Recorded data
-------

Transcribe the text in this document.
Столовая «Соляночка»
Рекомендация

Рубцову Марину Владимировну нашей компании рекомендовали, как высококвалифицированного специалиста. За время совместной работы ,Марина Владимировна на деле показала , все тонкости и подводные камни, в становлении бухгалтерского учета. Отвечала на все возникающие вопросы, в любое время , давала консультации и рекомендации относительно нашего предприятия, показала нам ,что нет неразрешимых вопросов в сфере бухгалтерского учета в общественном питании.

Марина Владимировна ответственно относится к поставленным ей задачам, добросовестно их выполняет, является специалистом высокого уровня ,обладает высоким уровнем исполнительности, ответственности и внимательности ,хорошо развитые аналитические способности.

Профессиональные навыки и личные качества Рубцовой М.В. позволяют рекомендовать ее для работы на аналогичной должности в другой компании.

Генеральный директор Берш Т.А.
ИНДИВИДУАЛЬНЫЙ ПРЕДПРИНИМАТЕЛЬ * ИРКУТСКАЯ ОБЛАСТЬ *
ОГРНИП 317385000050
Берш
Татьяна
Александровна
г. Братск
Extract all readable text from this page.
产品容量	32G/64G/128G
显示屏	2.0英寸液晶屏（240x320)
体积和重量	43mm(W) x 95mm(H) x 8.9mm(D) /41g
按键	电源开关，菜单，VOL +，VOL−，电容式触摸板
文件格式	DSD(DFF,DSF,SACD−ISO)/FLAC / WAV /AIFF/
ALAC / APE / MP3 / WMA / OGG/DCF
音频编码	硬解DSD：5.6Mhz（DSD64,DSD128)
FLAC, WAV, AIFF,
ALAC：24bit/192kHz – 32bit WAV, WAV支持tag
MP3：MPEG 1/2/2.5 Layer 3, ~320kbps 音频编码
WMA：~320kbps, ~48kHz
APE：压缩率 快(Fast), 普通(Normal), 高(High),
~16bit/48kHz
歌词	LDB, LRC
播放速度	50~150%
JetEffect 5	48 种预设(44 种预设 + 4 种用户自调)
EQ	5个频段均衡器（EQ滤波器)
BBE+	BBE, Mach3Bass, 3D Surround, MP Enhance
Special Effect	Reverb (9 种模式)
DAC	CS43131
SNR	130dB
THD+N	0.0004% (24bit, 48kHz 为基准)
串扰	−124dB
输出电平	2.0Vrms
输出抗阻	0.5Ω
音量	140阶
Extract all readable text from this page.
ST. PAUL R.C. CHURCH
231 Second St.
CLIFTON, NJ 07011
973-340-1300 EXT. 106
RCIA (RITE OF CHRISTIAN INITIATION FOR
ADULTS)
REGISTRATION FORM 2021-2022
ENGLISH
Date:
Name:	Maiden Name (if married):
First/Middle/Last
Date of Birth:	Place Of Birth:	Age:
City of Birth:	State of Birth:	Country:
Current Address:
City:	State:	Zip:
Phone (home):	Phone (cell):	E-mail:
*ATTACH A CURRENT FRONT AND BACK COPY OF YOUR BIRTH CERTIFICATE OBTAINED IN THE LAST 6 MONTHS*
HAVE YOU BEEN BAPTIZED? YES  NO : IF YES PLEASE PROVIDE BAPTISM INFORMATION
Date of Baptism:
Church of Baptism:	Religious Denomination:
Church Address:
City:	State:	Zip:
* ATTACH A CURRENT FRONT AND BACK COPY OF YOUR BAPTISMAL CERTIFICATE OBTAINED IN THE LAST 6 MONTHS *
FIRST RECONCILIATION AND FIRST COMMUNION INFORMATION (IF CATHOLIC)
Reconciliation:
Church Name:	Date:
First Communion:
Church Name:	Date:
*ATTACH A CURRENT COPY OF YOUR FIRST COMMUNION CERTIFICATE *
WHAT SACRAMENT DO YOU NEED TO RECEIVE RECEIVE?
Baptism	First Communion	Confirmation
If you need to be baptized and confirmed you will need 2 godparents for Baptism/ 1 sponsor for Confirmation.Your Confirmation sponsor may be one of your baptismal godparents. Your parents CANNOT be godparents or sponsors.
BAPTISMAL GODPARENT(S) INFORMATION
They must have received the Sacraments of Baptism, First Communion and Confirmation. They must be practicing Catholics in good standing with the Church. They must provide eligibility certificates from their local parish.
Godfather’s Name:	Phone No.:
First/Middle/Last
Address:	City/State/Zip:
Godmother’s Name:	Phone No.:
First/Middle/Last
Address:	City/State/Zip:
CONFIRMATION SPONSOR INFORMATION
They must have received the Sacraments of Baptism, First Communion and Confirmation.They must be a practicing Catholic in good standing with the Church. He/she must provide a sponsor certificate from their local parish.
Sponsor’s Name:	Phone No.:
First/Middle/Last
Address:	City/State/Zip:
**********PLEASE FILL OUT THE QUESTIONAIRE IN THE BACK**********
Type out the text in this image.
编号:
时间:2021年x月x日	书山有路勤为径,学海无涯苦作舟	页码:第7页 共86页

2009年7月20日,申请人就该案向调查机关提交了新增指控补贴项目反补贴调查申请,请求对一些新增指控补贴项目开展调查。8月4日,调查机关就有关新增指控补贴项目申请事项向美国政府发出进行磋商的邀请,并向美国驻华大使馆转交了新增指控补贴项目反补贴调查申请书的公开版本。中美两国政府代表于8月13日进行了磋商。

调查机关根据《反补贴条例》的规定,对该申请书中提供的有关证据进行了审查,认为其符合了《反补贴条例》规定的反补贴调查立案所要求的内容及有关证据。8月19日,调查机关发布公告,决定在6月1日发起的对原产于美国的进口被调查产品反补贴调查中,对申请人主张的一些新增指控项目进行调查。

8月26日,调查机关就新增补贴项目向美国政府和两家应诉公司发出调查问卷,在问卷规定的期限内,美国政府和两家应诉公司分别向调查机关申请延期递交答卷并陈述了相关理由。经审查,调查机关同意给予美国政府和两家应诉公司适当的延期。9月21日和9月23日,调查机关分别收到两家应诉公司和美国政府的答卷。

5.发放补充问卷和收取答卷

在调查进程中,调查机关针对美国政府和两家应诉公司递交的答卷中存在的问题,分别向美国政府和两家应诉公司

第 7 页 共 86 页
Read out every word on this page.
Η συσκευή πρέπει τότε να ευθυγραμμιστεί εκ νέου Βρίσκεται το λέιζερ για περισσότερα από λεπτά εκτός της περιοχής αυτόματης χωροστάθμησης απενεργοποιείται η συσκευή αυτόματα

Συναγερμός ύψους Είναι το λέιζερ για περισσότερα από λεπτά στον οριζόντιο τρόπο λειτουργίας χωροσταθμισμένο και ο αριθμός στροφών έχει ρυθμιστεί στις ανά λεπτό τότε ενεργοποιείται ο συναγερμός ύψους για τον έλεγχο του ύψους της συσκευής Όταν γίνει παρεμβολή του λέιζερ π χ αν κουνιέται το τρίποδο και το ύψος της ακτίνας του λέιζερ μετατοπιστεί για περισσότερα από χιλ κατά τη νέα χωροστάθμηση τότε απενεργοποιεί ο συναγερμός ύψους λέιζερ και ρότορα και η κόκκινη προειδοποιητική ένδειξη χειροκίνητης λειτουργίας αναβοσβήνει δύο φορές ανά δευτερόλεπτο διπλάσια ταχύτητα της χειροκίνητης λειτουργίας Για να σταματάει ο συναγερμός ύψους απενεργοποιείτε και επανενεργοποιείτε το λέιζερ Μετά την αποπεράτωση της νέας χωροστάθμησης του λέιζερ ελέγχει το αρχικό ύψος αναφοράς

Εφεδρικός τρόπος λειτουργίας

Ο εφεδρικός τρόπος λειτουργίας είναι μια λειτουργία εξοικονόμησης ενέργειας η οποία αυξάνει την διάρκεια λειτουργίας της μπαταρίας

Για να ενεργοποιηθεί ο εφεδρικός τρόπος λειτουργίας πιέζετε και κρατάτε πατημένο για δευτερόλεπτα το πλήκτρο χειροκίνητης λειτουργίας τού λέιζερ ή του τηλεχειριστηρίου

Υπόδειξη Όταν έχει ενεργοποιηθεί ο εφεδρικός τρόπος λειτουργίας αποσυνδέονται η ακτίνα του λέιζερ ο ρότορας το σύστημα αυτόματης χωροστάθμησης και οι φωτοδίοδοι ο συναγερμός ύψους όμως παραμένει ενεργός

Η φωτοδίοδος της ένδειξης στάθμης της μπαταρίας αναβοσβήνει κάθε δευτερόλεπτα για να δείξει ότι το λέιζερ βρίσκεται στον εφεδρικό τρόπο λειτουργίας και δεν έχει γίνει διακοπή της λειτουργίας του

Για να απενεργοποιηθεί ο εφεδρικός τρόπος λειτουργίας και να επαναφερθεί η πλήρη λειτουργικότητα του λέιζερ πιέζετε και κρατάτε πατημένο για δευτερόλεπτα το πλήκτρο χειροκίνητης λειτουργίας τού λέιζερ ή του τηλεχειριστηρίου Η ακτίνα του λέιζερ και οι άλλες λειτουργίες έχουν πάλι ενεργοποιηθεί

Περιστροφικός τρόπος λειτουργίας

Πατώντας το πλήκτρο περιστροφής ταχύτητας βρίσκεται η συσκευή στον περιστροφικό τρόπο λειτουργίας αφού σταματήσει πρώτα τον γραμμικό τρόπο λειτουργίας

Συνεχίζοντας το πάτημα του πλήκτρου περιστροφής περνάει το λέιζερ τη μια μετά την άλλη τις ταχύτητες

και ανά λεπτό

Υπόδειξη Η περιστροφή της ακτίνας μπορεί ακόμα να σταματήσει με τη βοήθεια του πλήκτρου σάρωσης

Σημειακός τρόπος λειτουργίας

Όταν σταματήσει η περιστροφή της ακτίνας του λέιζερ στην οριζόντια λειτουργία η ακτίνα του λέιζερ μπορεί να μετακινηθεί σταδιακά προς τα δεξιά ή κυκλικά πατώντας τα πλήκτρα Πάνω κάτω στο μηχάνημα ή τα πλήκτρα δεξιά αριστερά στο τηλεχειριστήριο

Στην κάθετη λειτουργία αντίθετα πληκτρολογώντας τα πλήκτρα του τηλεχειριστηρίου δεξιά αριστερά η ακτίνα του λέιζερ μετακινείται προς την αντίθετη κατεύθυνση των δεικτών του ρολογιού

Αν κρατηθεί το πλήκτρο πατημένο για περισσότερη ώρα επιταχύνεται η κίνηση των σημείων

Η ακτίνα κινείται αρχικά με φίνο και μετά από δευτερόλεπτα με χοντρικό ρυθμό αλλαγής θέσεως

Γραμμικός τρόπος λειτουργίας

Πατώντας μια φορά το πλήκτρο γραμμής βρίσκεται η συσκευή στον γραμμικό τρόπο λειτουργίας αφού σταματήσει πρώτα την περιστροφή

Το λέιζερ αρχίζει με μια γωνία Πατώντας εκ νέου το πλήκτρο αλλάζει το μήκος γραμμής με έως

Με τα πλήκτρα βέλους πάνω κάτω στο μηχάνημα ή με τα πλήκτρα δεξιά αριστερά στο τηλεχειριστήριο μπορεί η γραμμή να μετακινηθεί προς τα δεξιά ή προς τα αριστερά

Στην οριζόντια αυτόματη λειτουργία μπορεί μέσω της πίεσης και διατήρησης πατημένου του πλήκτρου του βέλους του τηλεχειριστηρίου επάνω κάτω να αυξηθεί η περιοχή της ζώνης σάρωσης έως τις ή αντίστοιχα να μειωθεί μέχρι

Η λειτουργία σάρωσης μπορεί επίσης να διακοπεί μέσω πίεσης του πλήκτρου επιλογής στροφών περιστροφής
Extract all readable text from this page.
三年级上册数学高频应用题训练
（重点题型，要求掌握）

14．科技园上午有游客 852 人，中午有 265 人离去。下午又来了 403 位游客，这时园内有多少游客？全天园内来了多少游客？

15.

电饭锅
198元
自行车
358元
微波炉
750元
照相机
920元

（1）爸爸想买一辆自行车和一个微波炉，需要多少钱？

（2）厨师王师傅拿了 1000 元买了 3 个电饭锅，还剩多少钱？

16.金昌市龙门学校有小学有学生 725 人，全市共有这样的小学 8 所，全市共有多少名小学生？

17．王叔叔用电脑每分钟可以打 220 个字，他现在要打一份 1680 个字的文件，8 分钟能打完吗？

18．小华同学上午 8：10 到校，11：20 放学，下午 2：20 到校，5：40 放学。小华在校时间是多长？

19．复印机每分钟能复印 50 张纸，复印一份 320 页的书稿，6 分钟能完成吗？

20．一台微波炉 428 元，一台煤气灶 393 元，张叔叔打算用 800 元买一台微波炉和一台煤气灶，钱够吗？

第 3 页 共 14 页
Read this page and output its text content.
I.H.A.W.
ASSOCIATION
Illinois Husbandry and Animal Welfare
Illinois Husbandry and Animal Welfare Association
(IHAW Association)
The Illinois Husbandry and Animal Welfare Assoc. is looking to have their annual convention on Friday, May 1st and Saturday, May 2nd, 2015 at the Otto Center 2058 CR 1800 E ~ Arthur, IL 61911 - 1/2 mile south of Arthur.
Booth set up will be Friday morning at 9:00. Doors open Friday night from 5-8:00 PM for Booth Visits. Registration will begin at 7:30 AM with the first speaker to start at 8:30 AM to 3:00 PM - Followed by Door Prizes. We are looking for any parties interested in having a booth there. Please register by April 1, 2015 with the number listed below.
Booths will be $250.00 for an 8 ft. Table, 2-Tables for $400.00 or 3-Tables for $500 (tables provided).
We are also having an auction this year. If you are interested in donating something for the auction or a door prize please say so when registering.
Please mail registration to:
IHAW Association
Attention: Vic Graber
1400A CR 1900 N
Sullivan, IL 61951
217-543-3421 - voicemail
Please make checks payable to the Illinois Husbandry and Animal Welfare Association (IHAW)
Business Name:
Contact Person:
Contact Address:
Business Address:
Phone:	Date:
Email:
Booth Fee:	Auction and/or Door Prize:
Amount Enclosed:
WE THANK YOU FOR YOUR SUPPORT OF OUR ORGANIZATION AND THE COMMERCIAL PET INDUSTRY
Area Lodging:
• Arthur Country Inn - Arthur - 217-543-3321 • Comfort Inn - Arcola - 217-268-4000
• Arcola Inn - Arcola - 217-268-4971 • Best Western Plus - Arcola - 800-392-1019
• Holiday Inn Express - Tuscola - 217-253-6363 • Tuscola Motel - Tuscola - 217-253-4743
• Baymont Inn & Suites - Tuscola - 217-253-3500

-------

:: PROBLEM DETAILS ::
Your task is to transcribe the line containing "Read this page and output its text content." and every line after it, through the last line of the data, exactly as written and with nothing more.

:: COMPLETED EXERCISE ::
Read this page and output its text content.
I.H.A.W.
ASSOCIATION
Illinois Husbandry and Animal Welfare
Illinois Husbandry and Animal Welfare Association
(IHAW Association)
The Illinois Husbandry and Animal Welfare Assoc. is looking to have their annual convention on Friday, May 1st and Saturday, May 2nd, 2015 at the Otto Center 2058 CR 1800 E ~ Arthur, IL 61911 - 1/2 mile south of Arthur.
Booth set up will be Friday morning at 9:00. Doors open Friday night from 5-8:00 PM for Booth Visits. Registration will begin at 7:30 AM with the first speaker to start at 8:30 AM to 3:00 PM - Followed by Door Prizes. We are looking for any parties interested in having a booth there. Please register by April 1, 2015 with the number listed below.
Booths will be $250.00 for an 8 ft. Table, 2-Tables for $400.00 or 3-Tables for $500 (tables provided).
We are also having an auction this year. If you are interested in donating something for the auction or a door prize please say so when registering.
Please mail registration to:
IHAW Association
Attention: Vic Graber
1400A CR 1900 N
Sullivan, IL 61951
217-543-3421 - voicemail
Please make checks payable to the Illinois Husbandry and Animal Welfare Association (IHAW)
Business Name:
Contact Person:
Contact Address:
Business Address:
Phone:	Date:
Email:
Booth Fee:	Auction and/or Door Prize:
Amount Enclosed:
WE THANK YOU FOR YOUR SUPPORT OF OUR ORGANIZATION AND THE COMMERCIAL PET INDUSTRY
Area Lodging:
• Arthur Country Inn - Arthur - 217-543-3321 • Comfort Inn - Arcola - 217-268-4000
• Arcola Inn - Arcola - 217-268-4971 • Best Western Plus - Arcola - 800-392-1019
• Holiday Inn Express - Tuscola - 217-253-6363 • Tuscola Motel - Tuscola - 217-253-4743
• Baymont Inn & Suites - Tuscola - 217-253-3500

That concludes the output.